Task prompt: Among the entries, which lines carry the string "Active"? Copy each of them.

Records for this exercise:
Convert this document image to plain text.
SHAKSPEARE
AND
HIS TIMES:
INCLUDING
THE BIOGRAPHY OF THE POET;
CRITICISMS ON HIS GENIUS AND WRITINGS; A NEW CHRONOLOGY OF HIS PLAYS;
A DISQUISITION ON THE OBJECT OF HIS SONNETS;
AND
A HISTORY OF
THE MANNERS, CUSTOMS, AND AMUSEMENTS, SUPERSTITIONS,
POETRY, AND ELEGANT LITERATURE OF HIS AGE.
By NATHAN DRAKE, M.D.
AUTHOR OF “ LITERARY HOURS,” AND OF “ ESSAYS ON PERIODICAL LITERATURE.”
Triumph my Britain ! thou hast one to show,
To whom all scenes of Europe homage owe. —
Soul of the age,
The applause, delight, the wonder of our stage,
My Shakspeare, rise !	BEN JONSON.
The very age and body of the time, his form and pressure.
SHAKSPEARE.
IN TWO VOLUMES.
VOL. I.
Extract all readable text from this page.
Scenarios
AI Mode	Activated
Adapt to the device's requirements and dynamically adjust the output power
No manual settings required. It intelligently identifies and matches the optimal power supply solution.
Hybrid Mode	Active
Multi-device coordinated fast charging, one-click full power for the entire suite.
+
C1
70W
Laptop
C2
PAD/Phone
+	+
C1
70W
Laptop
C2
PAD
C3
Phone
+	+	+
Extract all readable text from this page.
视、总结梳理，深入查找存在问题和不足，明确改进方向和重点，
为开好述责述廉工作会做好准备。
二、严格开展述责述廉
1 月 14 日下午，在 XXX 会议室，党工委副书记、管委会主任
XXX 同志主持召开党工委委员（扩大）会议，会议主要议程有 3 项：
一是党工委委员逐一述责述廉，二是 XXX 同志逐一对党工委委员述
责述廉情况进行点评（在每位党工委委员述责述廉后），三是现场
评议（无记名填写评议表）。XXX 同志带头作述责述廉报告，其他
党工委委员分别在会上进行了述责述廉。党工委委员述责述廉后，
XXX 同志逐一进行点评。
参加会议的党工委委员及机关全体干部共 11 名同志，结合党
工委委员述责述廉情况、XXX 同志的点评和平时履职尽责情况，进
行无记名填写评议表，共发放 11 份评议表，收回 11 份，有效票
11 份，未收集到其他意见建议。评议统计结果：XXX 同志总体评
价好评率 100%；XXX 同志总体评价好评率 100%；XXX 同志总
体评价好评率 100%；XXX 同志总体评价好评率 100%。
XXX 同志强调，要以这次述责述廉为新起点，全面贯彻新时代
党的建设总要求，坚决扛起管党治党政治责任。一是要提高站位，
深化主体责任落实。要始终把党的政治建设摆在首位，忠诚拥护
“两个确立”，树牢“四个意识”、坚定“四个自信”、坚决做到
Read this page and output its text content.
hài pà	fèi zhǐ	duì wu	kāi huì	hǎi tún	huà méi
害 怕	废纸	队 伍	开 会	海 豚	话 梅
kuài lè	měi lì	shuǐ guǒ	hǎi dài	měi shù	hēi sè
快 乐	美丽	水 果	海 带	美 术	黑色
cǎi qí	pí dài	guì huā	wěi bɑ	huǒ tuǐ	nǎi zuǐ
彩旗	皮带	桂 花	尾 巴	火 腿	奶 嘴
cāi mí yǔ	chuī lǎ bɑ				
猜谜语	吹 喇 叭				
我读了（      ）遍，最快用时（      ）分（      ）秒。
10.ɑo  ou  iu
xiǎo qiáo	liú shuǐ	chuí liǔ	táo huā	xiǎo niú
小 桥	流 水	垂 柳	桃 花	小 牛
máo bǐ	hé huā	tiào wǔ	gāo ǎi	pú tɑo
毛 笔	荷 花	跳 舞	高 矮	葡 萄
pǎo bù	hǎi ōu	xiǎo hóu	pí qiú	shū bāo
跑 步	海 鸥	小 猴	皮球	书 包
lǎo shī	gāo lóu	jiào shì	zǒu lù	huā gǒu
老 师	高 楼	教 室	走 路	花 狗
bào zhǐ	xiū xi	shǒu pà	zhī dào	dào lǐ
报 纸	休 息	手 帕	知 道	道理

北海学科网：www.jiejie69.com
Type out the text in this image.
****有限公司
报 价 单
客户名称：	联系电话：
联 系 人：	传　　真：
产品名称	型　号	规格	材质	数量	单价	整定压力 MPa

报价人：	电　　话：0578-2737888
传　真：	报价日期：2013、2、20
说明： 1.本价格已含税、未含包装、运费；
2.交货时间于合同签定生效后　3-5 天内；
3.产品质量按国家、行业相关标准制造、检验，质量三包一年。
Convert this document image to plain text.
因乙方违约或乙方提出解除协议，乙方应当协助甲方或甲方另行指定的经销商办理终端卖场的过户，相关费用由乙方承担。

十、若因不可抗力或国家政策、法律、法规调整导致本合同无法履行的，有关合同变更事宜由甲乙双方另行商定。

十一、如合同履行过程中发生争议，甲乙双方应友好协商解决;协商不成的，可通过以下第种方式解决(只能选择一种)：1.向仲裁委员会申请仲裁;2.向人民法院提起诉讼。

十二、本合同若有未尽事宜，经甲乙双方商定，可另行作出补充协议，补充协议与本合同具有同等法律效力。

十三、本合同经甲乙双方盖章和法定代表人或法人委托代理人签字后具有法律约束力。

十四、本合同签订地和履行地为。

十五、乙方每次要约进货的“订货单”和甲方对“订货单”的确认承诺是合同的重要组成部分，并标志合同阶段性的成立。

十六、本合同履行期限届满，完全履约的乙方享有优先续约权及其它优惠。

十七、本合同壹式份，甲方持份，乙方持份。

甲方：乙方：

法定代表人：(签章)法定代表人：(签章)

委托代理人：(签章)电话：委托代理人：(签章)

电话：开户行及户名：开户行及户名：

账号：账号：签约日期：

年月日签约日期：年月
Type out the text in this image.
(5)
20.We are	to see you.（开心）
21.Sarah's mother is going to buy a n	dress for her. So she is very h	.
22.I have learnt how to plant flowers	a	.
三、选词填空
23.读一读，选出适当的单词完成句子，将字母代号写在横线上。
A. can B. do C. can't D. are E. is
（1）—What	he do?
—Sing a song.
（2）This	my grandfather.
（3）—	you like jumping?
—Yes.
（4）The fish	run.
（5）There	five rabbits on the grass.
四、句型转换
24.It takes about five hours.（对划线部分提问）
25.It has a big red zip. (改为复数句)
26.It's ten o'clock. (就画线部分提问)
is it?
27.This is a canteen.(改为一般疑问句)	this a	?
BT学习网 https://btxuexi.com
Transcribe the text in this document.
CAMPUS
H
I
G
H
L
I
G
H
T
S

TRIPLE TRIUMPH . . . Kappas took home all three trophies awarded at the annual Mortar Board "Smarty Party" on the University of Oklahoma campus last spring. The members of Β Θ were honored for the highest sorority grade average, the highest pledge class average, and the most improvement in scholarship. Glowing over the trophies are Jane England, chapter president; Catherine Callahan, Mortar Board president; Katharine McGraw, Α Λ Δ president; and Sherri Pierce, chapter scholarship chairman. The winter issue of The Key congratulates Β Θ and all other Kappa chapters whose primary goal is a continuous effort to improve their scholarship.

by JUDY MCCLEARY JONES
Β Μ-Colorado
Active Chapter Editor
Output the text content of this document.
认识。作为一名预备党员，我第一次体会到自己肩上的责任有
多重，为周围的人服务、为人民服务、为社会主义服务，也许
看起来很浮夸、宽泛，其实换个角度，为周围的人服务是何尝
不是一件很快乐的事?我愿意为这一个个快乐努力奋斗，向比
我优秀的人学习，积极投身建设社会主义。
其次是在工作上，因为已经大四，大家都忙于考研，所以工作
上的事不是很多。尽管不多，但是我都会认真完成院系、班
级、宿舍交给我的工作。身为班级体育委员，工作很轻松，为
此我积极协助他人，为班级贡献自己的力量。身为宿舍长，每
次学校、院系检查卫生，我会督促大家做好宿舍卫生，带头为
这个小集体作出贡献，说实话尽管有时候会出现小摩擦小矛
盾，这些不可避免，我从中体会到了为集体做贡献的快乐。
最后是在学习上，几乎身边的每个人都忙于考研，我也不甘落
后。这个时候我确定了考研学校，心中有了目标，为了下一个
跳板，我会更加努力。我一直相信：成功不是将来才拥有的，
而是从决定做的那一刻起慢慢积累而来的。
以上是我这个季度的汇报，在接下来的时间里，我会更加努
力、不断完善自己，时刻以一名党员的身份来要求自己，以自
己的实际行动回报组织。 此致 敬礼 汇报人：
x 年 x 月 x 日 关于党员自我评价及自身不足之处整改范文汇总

Reply to the task:
Hybrid Mode	Active
Active Chapter Editor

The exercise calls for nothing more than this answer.